#### Extracted material:

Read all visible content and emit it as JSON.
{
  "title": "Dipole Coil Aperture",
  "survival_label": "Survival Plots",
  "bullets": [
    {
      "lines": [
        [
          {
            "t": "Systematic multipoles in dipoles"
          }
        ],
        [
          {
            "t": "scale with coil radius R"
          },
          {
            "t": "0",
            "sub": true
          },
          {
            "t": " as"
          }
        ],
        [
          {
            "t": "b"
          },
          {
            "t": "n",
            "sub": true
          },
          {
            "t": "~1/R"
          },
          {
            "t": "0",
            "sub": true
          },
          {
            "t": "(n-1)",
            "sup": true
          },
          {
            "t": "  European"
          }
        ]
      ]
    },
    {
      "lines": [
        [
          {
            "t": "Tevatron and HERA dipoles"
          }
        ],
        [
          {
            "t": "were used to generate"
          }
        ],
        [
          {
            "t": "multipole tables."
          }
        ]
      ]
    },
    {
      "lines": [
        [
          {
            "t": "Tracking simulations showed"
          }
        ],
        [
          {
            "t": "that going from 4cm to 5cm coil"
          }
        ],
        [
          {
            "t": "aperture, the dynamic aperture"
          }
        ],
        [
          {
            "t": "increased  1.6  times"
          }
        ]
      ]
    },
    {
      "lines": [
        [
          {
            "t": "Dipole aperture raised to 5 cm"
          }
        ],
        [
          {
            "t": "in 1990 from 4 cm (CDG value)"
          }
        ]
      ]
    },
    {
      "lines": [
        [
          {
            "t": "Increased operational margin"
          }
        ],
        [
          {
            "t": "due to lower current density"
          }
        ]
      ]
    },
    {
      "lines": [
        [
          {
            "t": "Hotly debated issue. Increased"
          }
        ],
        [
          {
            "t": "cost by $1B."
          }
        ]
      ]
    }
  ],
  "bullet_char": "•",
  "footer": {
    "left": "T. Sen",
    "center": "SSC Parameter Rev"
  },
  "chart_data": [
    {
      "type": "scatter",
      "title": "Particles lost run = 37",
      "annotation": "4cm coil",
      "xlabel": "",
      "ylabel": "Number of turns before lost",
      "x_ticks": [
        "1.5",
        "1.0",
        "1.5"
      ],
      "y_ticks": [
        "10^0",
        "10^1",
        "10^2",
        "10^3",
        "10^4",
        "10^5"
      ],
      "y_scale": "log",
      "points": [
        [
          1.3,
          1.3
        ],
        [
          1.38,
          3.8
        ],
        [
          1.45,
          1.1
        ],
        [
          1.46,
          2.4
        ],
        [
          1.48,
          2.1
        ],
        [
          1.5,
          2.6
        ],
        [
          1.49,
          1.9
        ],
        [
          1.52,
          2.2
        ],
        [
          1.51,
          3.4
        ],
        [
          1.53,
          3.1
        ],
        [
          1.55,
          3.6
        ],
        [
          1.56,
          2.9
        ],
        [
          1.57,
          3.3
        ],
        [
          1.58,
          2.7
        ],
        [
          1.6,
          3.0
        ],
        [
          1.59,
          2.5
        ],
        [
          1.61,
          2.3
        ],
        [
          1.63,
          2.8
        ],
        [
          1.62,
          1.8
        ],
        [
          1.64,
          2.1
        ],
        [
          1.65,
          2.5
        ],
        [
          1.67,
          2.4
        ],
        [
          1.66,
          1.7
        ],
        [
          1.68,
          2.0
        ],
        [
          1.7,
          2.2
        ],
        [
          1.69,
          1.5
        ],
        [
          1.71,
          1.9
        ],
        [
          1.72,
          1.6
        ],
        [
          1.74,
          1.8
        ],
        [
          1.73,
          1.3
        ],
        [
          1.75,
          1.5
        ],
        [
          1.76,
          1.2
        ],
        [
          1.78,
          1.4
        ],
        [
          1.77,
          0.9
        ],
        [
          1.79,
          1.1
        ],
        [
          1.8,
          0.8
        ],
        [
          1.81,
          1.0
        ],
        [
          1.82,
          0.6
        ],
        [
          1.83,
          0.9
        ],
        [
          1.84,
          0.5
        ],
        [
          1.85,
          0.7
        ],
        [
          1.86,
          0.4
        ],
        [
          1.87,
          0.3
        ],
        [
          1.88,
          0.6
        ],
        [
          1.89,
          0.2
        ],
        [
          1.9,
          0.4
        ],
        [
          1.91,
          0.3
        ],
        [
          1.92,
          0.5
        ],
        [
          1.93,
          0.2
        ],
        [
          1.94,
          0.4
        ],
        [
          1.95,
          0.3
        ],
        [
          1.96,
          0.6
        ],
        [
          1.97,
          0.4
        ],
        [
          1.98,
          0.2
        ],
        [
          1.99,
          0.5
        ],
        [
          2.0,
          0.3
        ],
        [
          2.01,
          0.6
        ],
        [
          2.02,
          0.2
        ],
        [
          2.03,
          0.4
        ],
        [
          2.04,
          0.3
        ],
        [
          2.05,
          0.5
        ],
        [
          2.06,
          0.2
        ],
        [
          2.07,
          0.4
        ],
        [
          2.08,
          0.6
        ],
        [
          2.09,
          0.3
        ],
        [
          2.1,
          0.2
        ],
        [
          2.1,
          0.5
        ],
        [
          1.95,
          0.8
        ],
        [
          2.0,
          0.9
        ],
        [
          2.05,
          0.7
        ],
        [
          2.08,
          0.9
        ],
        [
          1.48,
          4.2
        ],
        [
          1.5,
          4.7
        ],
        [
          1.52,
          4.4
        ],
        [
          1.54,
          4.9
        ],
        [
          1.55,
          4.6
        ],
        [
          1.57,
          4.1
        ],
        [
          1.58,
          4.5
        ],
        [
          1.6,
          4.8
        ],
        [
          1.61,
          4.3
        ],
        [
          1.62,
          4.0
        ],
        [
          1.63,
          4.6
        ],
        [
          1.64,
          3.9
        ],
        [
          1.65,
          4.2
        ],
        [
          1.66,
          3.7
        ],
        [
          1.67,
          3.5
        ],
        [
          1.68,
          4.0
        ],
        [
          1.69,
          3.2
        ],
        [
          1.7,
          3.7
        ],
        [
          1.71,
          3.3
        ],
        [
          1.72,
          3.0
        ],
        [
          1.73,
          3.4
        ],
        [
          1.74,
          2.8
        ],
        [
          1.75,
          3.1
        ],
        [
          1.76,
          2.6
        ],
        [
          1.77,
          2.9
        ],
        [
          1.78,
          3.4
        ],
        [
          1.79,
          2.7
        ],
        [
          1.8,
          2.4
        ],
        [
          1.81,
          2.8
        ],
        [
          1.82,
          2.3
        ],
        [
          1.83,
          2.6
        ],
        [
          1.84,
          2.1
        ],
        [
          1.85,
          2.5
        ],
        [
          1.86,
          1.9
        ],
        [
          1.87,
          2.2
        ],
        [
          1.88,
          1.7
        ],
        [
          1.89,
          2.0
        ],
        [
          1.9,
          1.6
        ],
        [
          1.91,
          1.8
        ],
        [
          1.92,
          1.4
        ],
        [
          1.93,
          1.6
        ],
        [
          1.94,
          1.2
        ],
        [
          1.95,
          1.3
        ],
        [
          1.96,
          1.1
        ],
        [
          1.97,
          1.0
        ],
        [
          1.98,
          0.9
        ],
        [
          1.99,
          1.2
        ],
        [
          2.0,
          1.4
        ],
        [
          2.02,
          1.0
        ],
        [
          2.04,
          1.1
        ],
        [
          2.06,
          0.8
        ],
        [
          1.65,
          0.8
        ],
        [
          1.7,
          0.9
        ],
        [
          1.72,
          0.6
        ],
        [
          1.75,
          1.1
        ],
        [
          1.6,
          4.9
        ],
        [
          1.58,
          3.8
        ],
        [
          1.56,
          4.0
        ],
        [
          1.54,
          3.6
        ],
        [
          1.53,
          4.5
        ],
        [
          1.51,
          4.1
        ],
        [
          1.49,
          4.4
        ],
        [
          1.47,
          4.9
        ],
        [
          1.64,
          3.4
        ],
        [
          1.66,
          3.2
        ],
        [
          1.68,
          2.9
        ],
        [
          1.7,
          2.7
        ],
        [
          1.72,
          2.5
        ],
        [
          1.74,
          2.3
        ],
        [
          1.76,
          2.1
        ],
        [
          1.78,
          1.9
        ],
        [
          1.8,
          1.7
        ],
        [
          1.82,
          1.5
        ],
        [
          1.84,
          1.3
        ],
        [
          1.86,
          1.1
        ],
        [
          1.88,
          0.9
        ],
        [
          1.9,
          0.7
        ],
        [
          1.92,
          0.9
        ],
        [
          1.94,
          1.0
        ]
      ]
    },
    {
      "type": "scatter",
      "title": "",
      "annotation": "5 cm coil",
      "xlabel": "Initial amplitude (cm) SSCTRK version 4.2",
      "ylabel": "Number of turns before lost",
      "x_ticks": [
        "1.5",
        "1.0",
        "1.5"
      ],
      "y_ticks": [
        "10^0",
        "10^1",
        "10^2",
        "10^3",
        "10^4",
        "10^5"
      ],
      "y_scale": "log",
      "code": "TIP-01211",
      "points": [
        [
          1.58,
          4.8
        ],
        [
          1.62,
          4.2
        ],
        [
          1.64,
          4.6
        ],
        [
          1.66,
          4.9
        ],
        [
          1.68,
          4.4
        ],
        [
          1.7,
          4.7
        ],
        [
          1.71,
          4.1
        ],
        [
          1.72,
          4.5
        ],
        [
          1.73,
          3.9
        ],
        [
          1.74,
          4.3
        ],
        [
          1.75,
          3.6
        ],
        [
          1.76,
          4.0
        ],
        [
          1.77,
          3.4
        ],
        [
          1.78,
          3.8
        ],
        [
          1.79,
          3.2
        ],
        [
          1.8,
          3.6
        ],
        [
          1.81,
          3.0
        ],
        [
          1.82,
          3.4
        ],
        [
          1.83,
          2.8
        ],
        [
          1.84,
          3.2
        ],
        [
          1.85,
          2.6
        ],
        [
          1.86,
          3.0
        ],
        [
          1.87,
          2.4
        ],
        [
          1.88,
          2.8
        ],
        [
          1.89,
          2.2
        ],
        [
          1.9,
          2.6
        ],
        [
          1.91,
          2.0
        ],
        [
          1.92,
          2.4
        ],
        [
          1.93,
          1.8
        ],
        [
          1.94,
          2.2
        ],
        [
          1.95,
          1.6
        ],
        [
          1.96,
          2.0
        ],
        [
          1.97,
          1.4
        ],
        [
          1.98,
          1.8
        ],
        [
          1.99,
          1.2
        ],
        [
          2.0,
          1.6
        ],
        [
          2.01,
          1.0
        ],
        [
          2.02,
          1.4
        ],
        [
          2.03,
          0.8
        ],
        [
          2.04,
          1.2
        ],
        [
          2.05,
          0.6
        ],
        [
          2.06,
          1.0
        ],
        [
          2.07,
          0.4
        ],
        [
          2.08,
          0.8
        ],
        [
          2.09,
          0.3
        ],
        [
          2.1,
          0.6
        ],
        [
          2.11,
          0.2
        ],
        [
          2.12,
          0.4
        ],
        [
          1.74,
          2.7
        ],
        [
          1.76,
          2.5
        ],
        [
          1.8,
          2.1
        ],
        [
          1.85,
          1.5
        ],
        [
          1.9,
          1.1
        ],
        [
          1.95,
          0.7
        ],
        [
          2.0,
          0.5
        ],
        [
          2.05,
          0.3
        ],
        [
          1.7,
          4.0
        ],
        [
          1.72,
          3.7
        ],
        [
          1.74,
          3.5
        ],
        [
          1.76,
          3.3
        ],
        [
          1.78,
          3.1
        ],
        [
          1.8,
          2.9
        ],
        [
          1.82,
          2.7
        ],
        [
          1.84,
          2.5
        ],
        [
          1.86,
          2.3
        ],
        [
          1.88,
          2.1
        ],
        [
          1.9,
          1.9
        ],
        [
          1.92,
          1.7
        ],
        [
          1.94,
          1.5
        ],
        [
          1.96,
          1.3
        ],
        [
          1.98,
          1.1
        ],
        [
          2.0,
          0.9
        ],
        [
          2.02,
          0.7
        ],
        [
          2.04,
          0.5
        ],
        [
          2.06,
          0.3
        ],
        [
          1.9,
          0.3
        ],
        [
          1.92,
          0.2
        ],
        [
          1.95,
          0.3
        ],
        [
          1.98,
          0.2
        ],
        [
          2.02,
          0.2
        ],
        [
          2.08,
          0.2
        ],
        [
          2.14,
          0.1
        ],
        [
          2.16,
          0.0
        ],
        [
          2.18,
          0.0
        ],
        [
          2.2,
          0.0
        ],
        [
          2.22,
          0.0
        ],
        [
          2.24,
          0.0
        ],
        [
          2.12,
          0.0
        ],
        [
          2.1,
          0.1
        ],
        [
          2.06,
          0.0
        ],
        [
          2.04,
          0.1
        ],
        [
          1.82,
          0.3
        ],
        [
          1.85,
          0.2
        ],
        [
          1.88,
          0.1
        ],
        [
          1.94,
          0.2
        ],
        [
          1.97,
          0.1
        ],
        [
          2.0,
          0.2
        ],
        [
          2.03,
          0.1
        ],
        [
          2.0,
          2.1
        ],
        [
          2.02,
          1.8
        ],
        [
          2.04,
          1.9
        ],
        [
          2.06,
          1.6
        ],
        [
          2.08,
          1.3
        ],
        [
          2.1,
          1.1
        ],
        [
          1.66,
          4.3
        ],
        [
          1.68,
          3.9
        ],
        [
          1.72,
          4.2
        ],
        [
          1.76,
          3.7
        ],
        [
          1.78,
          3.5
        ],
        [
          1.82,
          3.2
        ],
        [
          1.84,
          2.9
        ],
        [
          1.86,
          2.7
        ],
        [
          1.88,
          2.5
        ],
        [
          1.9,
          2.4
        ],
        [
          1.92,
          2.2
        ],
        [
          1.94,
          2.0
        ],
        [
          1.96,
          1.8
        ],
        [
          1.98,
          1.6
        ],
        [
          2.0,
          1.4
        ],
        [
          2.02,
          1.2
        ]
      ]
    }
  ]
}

#### Direction:
Report how many lines include the word "from". Give nothing but the number.

#### Final result:
2